▶ **REQUIRED TASK**: Reproduce every entry that follows word for word, but omit the images.

[Some records]
■ ■ ■ ■

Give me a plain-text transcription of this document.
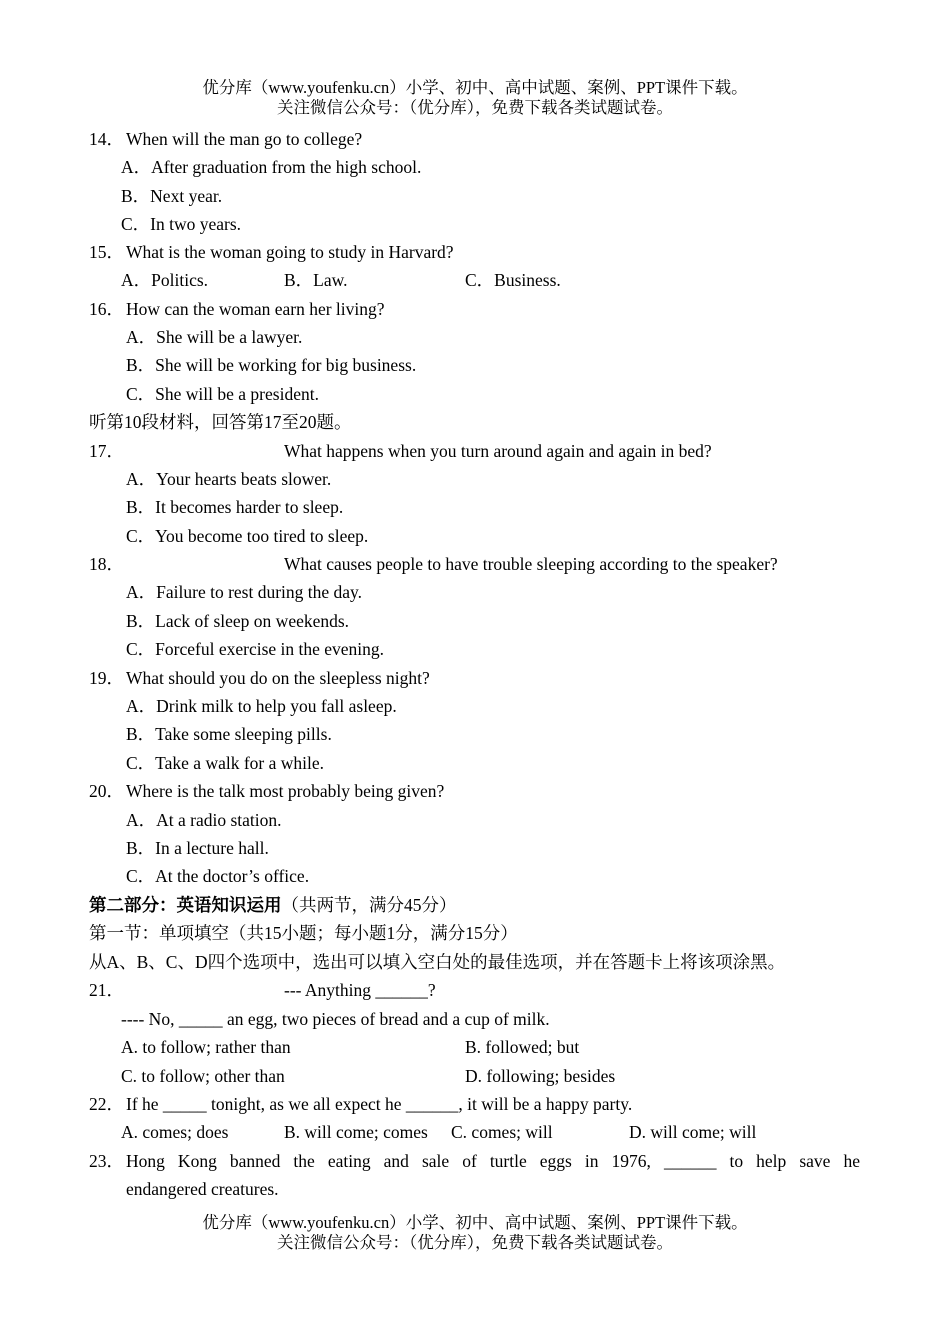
优分库（www.youfenku.cn）小学、初中、高中试题、案例、PPT课件下载。
关注微信公众号：（优分库），免费下载各类试题试卷。
14． When will the man go to college?
A．After graduation from the high school.
B．Next year.
C．In two years.
15． What is the woman going to study in Harvard?
A．Politics.	B．Law.	C．Business.
16． How can the woman earn her living?
A．She will be a lawyer.
B．She will be working for big business.
C．She will be a president.
听第10段材料，回答第17至20题。
17．	What happens when you turn around again and again in bed?
A．Your hearts beats slower.
B．It becomes harder to sleep.
C．You become too tired to sleep.
18．	What causes people to have trouble sleeping according to the speaker?
A．Failure to rest during the day.
B．Lack of sleep on weekends.
C．Forceful exercise in the evening.
19． What should you do on the sleepless night?
A．Drink milk to help you fall asleep.
B．Take some sleeping pills.
C．Take a walk for a while.
20． Where is the talk most probably being given?
A．At a radio station.
B．In a lecture hall.
C．At the doctor’s office.
第二部分：英语知识运用（共两节，满分45分）
第一节：单项填空（共15小题；每小题1分，满分15分）
从A、B、C、D四个选项中，选出可以填入空白处的最佳选项，并在答题卡上将该项涂黑。
21．	--- Anything ______?
---- No, _____ an egg, two pieces of bread and a cup of milk.
A. to follow; rather than	B. followed; but
C. to follow; other than	D. following; besides
22． If he _____ tonight, as we all expect he ______, it will be a happy party.
A. comes; does	B. will come; comes C. comes; will	D. will come; will
23． Hong Kong banned the eating and sale of turtle eggs in 1976, ______ to help save he
endangered creatures.
优分库（www.youfenku.cn）小学、初中、高中试题、案例、PPT课件下载。
关注微信公众号：（优分库），免费下载各类试题试卷。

■ ■ ■ ■

▶ **EXERCISE SOLUTION**:
Give me a plain-text transcription of this document.
优分库（www.youfenku.cn）小学、初中、高中试题、案例、PPT课件下载。
关注微信公众号：（优分库），免费下载各类试题试卷。
14． When will the man go to college?
A．After graduation from the high school.
B．Next year.
C．In two years.
15． What is the woman going to study in Harvard?
A．Politics.	B．Law.	C．Business.
16． How can the woman earn her living?
A．She will be a lawyer.
B．She will be working for big business.
C．She will be a president.
听第10段材料，回答第17至20题。
17．	What happens when you turn around again and again in bed?
A．Your hearts beats slower.
B．It becomes harder to sleep.
C．You become too tired to sleep.
18．	What causes people to have trouble sleeping according to the speaker?
A．Failure to rest during the day.
B．Lack of sleep on weekends.
C．Forceful exercise in the evening.
19． What should you do on the sleepless night?
A．Drink milk to help you fall asleep.
B．Take some sleeping pills.
C．Take a walk for a while.
20． Where is the talk most probably being given?
A．At a radio station.
B．In a lecture hall.
C．At the doctor’s office.
第二部分：英语知识运用（共两节，满分45分）
第一节：单项填空（共15小题；每小题1分，满分15分）
从A、B、C、D四个选项中，选出可以填入空白处的最佳选项，并在答题卡上将该项涂黑。
21．	--- Anything ______?
---- No, _____ an egg, two pieces of bread and a cup of milk.
A. to follow; rather than	B. followed; but
C. to follow; other than	D. following; besides
22． If he _____ tonight, as we all expect he ______, it will be a happy party.
A. comes; does	B. will come; comes C. comes; will	D. will come; will
23． Hong Kong banned the eating and sale of turtle eggs in 1976, ______ to help save he
endangered creatures.
优分库（www.youfenku.cn）小学、初中、高中试题、案例、PPT课件下载。
关注微信公众号：（优分库），免费下载各类试题试卷。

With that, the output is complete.